> _PROBLEM TO SOLVE_:
Carry on the comment thread about workplace management practices, starting after its final comment.

> _PASSAGE_:
Start of Block

There’s almost nothing too farfetched for an MBA to swallow, hook, line, and sinker.
Holms says
This approach only makes sense from a managerial point of view; i.e. that the baseline for an employee’s work uptime is 100%, and anything less than that is time theft. On the other hand there is the human point of view, which acknowledges that people need to take a break now and then, for reasons both biological and social, and that the baseline work uptime is more like (to pick a number off the top of my head) 85%, and anything better than that is a bonus.
Who Cares says
@TGAP Dad(#5):
Don’t dis Agile. It works. The problem is that most companies that claim to use it basically just told their people they are now working with the concept without providing the resources and/or training to actually get it to work. Worst case I’ve run into was a company with just 2 programmers where the boss abused Agile to tell them to ditch documentation all together. Yep that did allow them to work faster, also gave me a two year job to sort out the mess left behind once one of those two left and the other one crashed due to the increased workload. I doubt I was cheaper (and that is disregarding that there was a period where nothing happened to the code or getting the replacements up to speed about it) then having those original programmers spend time doing documentation.
Andreas Avester says
@#3
Even while standing HERE, workers probably need to actually do some work. If a human being is forbidden to have breaks, their movements become more sluggish, their ability to concentrate plummets. They work more slowly and less efficiently.
It’s impossible to equate working time with productivity. Even in shitty menial jobs. Working more minutes doesn’t mean getting more work done.
johnson catman says
I would like to add “V2MOM” to the list of worthless corporate bullshit that executives love. It is a “tool” where “priorities” are aligned from top to bottom. Each employee has to write up a V2MOM document and post it. Those have to align with the priorities of your manager, and so on up the line. It is totally worthless to the average worker and is just another “metric” that must be completed so that executives feel good about their initiatives being pumped downhill to everyone under them. Consider yourself lucky if you have never heard of it.

End of Block

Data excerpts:
Start of Block

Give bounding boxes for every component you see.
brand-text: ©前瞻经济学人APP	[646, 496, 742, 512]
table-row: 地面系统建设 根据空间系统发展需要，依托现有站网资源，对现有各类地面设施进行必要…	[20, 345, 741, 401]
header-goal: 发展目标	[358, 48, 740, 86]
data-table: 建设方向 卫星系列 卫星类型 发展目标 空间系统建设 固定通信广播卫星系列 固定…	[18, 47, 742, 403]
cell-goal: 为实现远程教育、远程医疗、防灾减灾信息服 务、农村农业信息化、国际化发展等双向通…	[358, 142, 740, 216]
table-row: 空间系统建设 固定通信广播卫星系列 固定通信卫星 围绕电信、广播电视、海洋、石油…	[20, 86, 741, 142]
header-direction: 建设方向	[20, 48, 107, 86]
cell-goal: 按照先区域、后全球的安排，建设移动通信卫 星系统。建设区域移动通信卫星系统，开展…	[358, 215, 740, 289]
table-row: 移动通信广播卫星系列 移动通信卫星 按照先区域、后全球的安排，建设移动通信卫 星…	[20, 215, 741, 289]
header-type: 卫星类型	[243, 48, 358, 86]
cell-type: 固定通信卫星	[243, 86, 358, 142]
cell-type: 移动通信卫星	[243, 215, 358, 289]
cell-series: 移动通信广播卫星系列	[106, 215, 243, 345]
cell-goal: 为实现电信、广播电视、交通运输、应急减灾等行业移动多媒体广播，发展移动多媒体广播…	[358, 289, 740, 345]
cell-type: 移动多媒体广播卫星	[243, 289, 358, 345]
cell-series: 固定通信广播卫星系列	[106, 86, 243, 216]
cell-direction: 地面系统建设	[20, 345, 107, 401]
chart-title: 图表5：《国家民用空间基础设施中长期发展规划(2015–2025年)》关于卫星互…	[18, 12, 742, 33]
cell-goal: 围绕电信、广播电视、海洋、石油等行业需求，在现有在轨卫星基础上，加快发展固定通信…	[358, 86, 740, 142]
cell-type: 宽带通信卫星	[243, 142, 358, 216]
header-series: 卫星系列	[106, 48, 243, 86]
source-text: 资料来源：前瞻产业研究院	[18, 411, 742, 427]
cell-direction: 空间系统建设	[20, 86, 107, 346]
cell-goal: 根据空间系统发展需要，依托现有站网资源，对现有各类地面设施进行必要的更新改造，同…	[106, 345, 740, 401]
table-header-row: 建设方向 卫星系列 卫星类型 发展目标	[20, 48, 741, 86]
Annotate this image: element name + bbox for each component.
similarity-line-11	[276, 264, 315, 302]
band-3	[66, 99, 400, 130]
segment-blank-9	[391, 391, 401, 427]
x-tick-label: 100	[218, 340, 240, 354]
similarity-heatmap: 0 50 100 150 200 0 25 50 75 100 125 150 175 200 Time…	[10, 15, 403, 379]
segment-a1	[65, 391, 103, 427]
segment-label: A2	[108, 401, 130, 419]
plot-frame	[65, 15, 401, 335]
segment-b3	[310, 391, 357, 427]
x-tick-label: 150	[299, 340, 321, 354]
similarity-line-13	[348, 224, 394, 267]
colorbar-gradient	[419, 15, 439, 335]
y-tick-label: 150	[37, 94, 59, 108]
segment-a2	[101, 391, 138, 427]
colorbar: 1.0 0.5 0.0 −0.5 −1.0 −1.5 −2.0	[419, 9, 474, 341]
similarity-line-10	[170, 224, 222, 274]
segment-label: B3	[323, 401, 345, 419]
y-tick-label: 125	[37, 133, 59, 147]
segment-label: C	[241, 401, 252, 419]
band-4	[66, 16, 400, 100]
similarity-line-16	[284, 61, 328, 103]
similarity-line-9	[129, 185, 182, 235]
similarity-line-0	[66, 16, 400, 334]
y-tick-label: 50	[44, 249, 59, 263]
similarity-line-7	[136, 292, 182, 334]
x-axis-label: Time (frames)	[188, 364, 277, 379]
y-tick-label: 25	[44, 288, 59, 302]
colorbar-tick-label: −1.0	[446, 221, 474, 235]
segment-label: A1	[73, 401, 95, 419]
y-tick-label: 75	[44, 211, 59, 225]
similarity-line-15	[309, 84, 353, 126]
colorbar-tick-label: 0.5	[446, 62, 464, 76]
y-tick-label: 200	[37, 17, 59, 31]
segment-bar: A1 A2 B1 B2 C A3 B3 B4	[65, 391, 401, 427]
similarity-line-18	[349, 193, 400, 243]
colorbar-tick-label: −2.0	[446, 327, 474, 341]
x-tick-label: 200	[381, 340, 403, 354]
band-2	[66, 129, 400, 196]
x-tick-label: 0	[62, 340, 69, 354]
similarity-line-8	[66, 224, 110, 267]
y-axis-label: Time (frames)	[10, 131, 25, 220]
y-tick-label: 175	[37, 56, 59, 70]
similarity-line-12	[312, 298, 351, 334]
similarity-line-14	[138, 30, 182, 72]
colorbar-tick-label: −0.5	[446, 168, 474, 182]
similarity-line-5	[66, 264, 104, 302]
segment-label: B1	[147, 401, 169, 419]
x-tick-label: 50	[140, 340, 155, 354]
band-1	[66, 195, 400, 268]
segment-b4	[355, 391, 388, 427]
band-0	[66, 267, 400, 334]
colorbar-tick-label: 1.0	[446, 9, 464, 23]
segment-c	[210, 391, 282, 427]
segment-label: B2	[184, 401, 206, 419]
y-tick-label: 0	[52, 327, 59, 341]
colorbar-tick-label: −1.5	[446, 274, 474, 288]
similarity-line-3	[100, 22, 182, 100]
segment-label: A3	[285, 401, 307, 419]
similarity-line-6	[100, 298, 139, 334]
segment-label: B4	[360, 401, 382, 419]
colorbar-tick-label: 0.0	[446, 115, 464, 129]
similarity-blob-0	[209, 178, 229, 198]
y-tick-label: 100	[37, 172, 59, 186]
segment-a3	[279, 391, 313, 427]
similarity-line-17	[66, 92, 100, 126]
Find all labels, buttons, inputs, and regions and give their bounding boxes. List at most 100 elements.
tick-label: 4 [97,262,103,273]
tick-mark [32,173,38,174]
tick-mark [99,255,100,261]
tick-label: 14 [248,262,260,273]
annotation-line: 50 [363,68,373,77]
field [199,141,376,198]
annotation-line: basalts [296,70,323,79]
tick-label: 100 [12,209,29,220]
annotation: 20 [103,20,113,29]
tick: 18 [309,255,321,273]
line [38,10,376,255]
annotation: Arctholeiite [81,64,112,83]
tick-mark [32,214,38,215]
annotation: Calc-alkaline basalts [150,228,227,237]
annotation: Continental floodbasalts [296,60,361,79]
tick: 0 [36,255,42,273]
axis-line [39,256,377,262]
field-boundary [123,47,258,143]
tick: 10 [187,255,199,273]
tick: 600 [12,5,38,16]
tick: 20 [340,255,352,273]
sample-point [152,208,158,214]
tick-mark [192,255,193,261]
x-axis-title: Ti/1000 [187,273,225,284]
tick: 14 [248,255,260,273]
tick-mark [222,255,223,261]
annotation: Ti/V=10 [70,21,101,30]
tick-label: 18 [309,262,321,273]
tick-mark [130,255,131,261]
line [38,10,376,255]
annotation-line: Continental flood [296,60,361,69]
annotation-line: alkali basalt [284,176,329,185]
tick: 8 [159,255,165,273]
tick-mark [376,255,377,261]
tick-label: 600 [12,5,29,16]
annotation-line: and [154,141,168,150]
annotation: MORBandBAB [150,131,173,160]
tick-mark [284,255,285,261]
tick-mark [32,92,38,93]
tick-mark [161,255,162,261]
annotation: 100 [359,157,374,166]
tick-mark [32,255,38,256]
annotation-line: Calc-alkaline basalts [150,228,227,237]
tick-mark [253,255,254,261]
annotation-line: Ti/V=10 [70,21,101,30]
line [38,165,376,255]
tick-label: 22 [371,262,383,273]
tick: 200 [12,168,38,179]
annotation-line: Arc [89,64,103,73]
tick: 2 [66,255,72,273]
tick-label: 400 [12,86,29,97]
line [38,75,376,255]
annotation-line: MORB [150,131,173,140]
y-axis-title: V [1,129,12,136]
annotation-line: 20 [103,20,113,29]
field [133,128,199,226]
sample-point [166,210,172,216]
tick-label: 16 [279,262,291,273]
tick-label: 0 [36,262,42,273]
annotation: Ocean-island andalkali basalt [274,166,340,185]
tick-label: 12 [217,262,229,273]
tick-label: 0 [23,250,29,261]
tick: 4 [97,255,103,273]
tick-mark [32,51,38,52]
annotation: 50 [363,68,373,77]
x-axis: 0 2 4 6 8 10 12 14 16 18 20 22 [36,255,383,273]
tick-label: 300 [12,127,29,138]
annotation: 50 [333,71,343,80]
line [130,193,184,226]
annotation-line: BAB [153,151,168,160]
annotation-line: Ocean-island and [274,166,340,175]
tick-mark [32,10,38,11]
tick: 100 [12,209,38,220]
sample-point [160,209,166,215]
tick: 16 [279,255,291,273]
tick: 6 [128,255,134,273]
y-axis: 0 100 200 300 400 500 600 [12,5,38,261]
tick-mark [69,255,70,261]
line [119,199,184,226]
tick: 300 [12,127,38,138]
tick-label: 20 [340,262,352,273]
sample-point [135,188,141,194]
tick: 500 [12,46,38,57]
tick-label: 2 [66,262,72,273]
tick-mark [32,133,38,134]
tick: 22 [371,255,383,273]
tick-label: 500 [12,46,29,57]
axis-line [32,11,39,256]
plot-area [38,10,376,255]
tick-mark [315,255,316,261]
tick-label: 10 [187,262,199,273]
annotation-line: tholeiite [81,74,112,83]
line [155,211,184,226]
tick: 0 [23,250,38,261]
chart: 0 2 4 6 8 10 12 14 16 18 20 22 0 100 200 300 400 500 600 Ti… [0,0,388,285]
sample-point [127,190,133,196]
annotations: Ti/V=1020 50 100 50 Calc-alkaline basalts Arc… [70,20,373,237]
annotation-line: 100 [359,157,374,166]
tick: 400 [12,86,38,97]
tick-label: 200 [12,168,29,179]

End of Block

> _EXERCISE ANSWER_:
anat says
TGAP Dad: I have been working in an open space setting for some 8 years. Prior to that only the labs were fully open space, whereas only about half the desks were such. It is far superior to the setting I was familiar with from grad school where each group was in its own rooms. I have a sense that I can go up to anyone with a question or idea and there is no sense of breaking boundaries when doing so.
jrkrideau says
As a bit of a follow--up to @ 8 Andreas point It’s impossible to equate working time with productivity. there is a lot of evidence of one kind or another, accumulated over perhaps 140 years or so, that too many hours of work, over any extended time can lead to poorer results. If you are making widgets at X widgets/hour then time can roughly equate with productivity for a certain number of hours worked (~ 49/week) but this relationship starts to collapse as hours worked per week increase. Any gains in productivity are lost due to increased scrap rates, accidents and so on.
My suspicion is that for knowledge workers 40hr/week is too high. I just had terrible thought: Do those ostensibly useless meeting serve as enough of a break that they actually help maintain productivity?
Frederic Bourgault-Christie says
@Who Cares: I know people who have worked in waterfall methodologies that just called themselves agile.
Agile does count to some extent, though, as an example of something that is a good idea properly applied but gets evangelized. Not all workflows even in softwate make sense for agile.